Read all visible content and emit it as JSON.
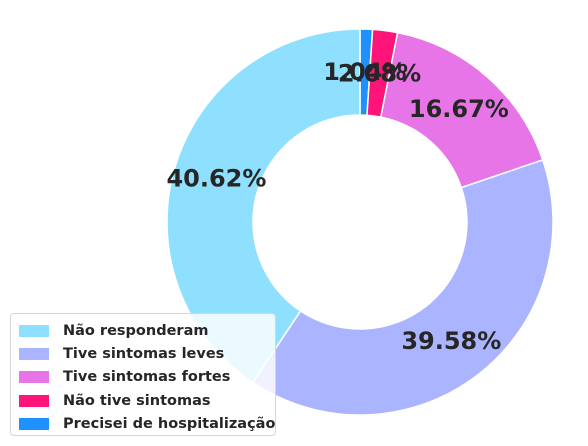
{
  "chart_data": {
    "type": "pie",
    "variant": "donut",
    "title": "",
    "slices": [
      {
        "label": "Precisei de hospitalização",
        "value": 1.04,
        "display": "1.04%",
        "color": "#1e90ff"
      },
      {
        "label": "Não tive sintomas",
        "value": 2.08,
        "display": "2.08%",
        "color": "#ff1479"
      },
      {
        "label": "Tive sintomas fortes",
        "value": 16.67,
        "display": "16.67%",
        "color": "#e875e8"
      },
      {
        "label": "Tive sintomas leves",
        "value": 39.58,
        "display": "39.58%",
        "color": "#aab4ff"
      },
      {
        "label": "Não responderam",
        "value": 40.62,
        "display": "40.62%",
        "color": "#8fe0ff"
      }
    ],
    "legend": {
      "position": "bottom-left",
      "entries": [
        {
          "label": "Não responderam",
          "color": "#8fe0ff"
        },
        {
          "label": "Tive sintomas leves",
          "color": "#aab4ff"
        },
        {
          "label": "Tive sintomas fortes",
          "color": "#e875e8"
        },
        {
          "label": "Não tive sintomas",
          "color": "#ff1479"
        },
        {
          "label": "Precisei de hospitalização",
          "color": "#1e90ff"
        }
      ]
    }
  }
}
****
What is expected: Reproduce the whole listing above word for word, but not its pictures.

Response to the task:
Read all visible content and emit it as JSON.
{
  "chart_data": {
    "type": "pie",
    "variant": "donut",
    "title": "",
    "slices": [
      {
        "label": "Precisei de hospitalização",
        "value": 1.04,
        "display": "1.04%",
        "color": "#1e90ff"
      },
      {
        "label": "Não tive sintomas",
        "value": 2.08,
        "display": "2.08%",
        "color": "#ff1479"
      },
      {
        "label": "Tive sintomas fortes",
        "value": 16.67,
        "display": "16.67%",
        "color": "#e875e8"
      },
      {
        "label": "Tive sintomas leves",
        "value": 39.58,
        "display": "39.58%",
        "color": "#aab4ff"
      },
      {
        "label": "Não responderam",
        "value": 40.62,
        "display": "40.62%",
        "color": "#8fe0ff"
      }
    ],
    "legend": {
      "position": "bottom-left",
      "entries": [
        {
          "label": "Não responderam",
          "color": "#8fe0ff"
        },
        {
          "label": "Tive sintomas leves",
          "color": "#aab4ff"
        },
        {
          "label": "Tive sintomas fortes",
          "color": "#e875e8"
        },
        {
          "label": "Não tive sintomas",
          "color": "#ff1479"
        },
        {
          "label": "Precisei de hospitalização",
          "color": "#1e90ff"
        }
      ]
    }
  }
}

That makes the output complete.